Data extracted from a collection
□ □ □ □ □

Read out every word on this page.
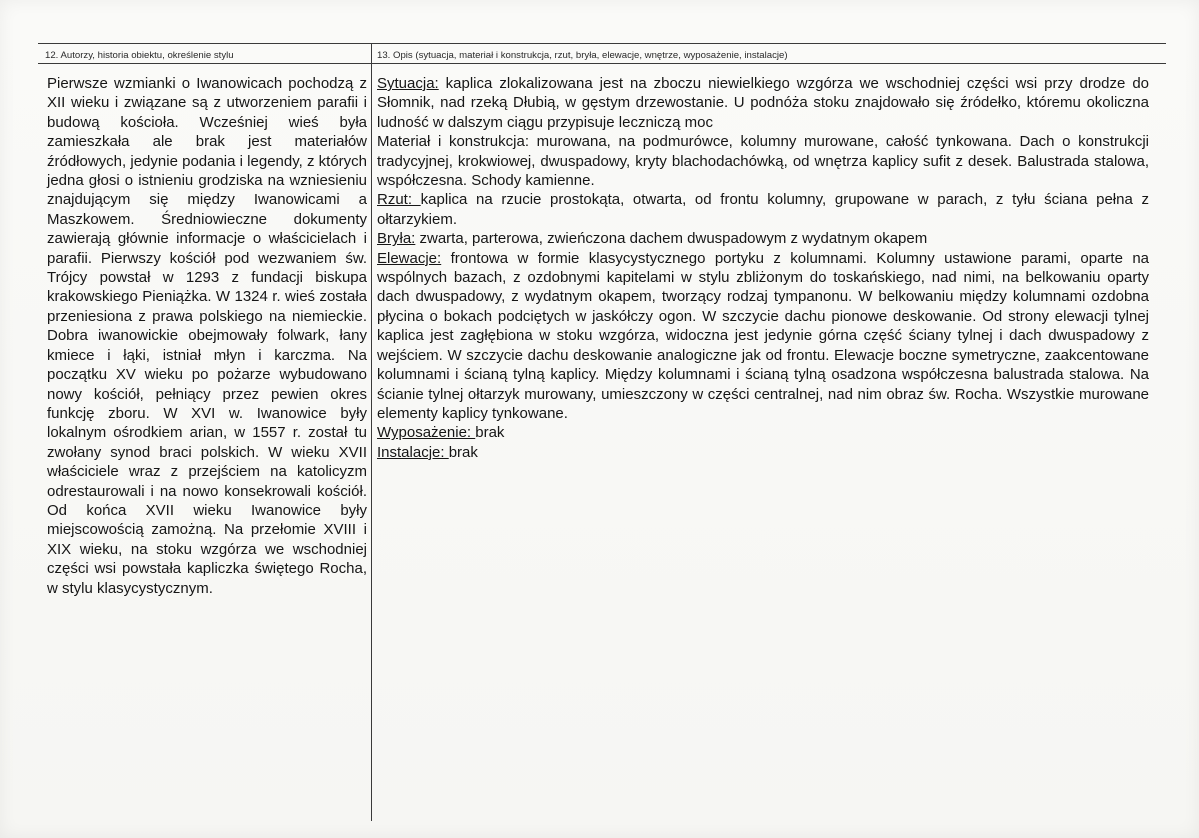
12. Autorzy, historia obiektu, określenie stylu	13. Opis (sytuacja, materiał i konstrukcja, rzut, bryła, elewacje, wnętrze, wyposażenie, instalacje)

Pierwsze wzmianki o Iwanowicach pochodzą z XII wieku i związane są z utworzeniem parafii i budową kościoła. Wcześniej wieś była zamieszkała ale brak jest materiałów źródłowych, jedynie podania i legendy, z których jedna głosi o istnieniu grodziska na wzniesieniu znajdującym się między Iwanowicami a Maszkowem. Średniowieczne dokumenty zawierają głównie informacje o właścicielach i parafii. Pierwszy kościół pod wezwaniem św. Trójcy powstał w 1293 z fundacji biskupa krakowskiego Pieniążka. W 1324 r. wieś została przeniesiona z prawa polskiego na niemieckie. Dobra iwanowickie obejmowały folwark, łany kmiece i łąki, istniał młyn i karczma. Na początku XV wieku po pożarze wybudowano nowy kościół, pełniący przez pewien okres funkcję zboru. W XVI w. Iwanowice były lokalnym ośrodkiem arian, w 1557 r. został tu zwołany synod braci polskich. W wieku XVII właściciele wraz z przejściem na katolicyzm odrestaurowali i na nowo konsekrowali kościół. Od końca XVII wieku Iwanowice były miejscowością zamożną. Na przełomie XVIII i XIX wieku, na stoku wzgórza we wschodniej części wsi powstała kapliczka świętego Rocha, w stylu klasycystycznym.

Sytuacja: kaplica zlokalizowana jest na zboczu niewielkiego wzgórza we wschodniej części wsi przy drodze do Słomnik, nad rzeką Dłubią, w gęstym drzewostanie. U podnóża stoku znajdowało się źródełko, któremu okoliczna ludność w dalszym ciągu przypisuje leczniczą moc

Materiał i konstrukcja: murowana, na podmurówce, kolumny murowane, całość tynkowana. Dach o konstrukcji tradycyjnej, krokwiowej, dwuspadowy, kryty blachodachówką, od wnętrza kaplicy sufit z desek. Balustrada stalowa, współczesna. Schody kamienne.

Rzut: kaplica na rzucie prostokąta, otwarta, od frontu kolumny, grupowane w parach, z tyłu ściana pełna z ołtarzykiem.

Bryła: zwarta, parterowa, zwieńczona dachem dwuspadowym z wydatnym okapem

Elewacje: frontowa w formie klasycystycznego portyku z kolumnami. Kolumny ustawione parami, oparte na wspólnych bazach, z ozdobnymi kapitelami w stylu zbliżonym do toskańskiego, nad nimi, na belkowaniu oparty dach dwuspadowy, z wydatnym okapem, tworzący rodzaj tympanonu. W belkowaniu między kolumnami ozdobna płycina o bokach podciętych w jaskółczy ogon. W szczycie dachu pionowe deskowanie. Od strony elewacji tylnej kaplica jest zagłębiona w stoku wzgórza, widoczna jest jedynie górna część ściany tylnej i dach dwuspadowy z wejściem. W szczycie dachu deskowanie analogiczne jak od frontu. Elewacje boczne symetryczne, zaakcentowane kolumnami i ścianą tylną kaplicy. Między kolumnami i ścianą tylną osadzona współczesna balustrada stalowa. Na ścianie tylnej ołtarzyk murowany, umieszczony w części centralnej, nad nim obraz św. Rocha. Wszystkie murowane elementy kaplicy tynkowane.

Wyposażenie: brak

Instalacje: brak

□ □ □ □ □

§ The problem
Your answer should be a single number: the count of lines that contain "konstrukcja".

§ Result
2